AIM: Search the data below for the word "have" and copy each line that holds it.

ENTRIES:

+===+

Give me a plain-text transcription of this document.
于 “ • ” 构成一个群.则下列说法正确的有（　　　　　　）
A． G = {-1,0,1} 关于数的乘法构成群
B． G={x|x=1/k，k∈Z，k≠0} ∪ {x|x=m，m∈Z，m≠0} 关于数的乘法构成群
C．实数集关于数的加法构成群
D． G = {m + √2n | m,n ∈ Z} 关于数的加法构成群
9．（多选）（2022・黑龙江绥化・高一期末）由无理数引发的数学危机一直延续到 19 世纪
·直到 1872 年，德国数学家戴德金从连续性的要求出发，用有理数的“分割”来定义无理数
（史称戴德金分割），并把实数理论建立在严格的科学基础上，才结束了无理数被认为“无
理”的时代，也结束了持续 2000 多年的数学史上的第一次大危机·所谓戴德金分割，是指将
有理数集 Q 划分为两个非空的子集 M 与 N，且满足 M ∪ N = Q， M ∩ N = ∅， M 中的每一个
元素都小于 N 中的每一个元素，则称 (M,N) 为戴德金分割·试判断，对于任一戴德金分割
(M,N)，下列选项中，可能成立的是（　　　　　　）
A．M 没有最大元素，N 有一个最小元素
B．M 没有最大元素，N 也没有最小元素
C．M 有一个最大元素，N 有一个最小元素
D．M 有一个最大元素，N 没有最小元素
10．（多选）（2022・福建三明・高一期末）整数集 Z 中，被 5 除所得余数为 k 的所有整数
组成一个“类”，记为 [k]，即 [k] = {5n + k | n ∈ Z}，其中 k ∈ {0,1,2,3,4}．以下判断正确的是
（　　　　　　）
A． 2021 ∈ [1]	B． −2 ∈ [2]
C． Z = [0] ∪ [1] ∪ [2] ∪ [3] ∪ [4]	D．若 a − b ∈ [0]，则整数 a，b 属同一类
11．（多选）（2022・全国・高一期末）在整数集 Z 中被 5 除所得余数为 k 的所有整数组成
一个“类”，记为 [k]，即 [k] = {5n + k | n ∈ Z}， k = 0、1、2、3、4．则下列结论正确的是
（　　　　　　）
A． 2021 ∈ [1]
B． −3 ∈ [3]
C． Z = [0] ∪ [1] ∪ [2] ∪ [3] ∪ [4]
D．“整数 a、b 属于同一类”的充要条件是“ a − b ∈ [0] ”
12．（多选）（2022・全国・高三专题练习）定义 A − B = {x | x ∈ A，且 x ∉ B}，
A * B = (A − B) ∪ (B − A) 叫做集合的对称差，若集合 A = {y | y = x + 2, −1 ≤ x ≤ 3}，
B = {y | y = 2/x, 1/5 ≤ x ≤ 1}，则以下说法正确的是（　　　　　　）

+===+

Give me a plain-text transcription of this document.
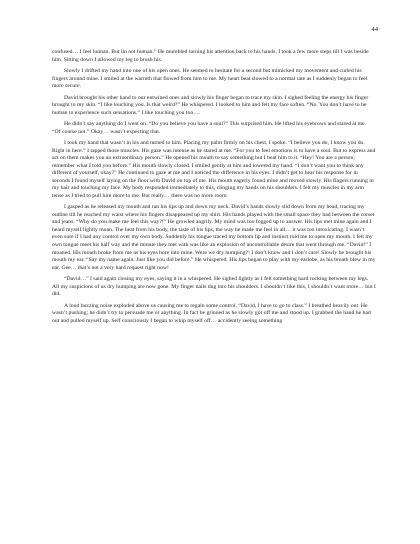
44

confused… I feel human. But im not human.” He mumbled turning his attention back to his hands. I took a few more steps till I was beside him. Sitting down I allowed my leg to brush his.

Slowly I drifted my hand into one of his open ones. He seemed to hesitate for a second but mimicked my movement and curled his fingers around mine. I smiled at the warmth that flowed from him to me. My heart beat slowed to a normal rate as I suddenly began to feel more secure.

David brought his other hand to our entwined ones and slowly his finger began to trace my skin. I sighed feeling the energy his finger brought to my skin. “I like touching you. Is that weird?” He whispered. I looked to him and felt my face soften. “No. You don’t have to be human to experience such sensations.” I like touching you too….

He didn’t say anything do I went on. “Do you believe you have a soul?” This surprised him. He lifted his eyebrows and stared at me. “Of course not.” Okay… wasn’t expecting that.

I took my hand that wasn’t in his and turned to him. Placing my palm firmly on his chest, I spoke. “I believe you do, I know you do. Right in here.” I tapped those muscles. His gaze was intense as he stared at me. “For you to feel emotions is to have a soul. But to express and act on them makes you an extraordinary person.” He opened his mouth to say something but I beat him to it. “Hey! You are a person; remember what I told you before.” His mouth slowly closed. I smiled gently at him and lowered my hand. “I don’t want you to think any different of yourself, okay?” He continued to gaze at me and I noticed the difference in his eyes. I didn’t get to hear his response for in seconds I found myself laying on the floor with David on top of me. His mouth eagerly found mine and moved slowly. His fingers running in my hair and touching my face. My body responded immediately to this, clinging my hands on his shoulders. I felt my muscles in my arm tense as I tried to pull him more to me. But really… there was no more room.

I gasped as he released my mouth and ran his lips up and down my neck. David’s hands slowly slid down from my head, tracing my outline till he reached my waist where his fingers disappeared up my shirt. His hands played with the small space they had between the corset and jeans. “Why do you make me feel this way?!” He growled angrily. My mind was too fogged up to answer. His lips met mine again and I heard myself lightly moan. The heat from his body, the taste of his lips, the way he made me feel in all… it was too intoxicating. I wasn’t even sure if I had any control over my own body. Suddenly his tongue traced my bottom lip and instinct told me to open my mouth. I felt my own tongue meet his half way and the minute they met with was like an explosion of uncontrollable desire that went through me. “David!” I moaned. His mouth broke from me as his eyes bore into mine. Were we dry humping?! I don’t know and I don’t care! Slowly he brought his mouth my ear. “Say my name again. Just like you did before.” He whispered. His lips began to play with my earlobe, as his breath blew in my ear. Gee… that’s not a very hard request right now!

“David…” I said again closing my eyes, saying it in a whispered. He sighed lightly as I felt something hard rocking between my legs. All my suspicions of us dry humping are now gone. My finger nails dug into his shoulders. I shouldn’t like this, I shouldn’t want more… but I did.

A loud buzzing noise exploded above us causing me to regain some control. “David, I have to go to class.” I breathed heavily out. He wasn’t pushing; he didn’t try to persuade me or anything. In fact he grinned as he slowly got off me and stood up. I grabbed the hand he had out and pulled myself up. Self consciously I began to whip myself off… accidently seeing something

+===+

ANSWER IN FULL:
David brought his other hand to our entwined ones and slowly his finger began to trace my skin. I sighed feeling the energy his finger brought to my skin. “I like touching you. Is that weird?” He whispered. I looked to him and felt my face soften. “No. You don’t have to be human to experience such sensations.” I like touching you too….
He didn’t say anything do I went on. “Do you believe you have a soul?” This surprised him. He lifted his eyebrows and stared at me. “Of course not.” Okay… wasn’t expecting that.
I took my hand that wasn’t in his and turned to him. Placing my palm firmly on his chest, I spoke. “I believe you do, I know you do. Right in here.” I tapped those muscles. His gaze was intense as he stared at me. “For you to feel emotions is to have a soul. But to express and act on them makes you an extraordinary person.” He opened his mouth to say something but I beat him to it. “Hey! You are a person; remember what I told you before.” His mouth slowly closed. I smiled gently at him and lowered my hand. “I don’t want you to think any different of yourself, okay?” He continued to gaze at me and I noticed the difference in his eyes. I didn’t get to hear his response for in seconds I found myself laying on the floor with David on top of me. His mouth eagerly found mine and moved slowly. His fingers running in my hair and touching my face. My body responded immediately to this, clinging my hands on his shoulders. I felt my muscles in my arm tense as I tried to pull him more to me. But really… there was no more room.
A loud buzzing noise exploded above us causing me to regain some control. “David, I have to go to class.” I breathed heavily out. He wasn’t pushing; he didn’t try to persuade me or anything. In fact he grinned as he slowly got off me and stood up. I grabbed the hand he had out and pulled myself up. Self consciously I began to whip myself off… accidently seeing something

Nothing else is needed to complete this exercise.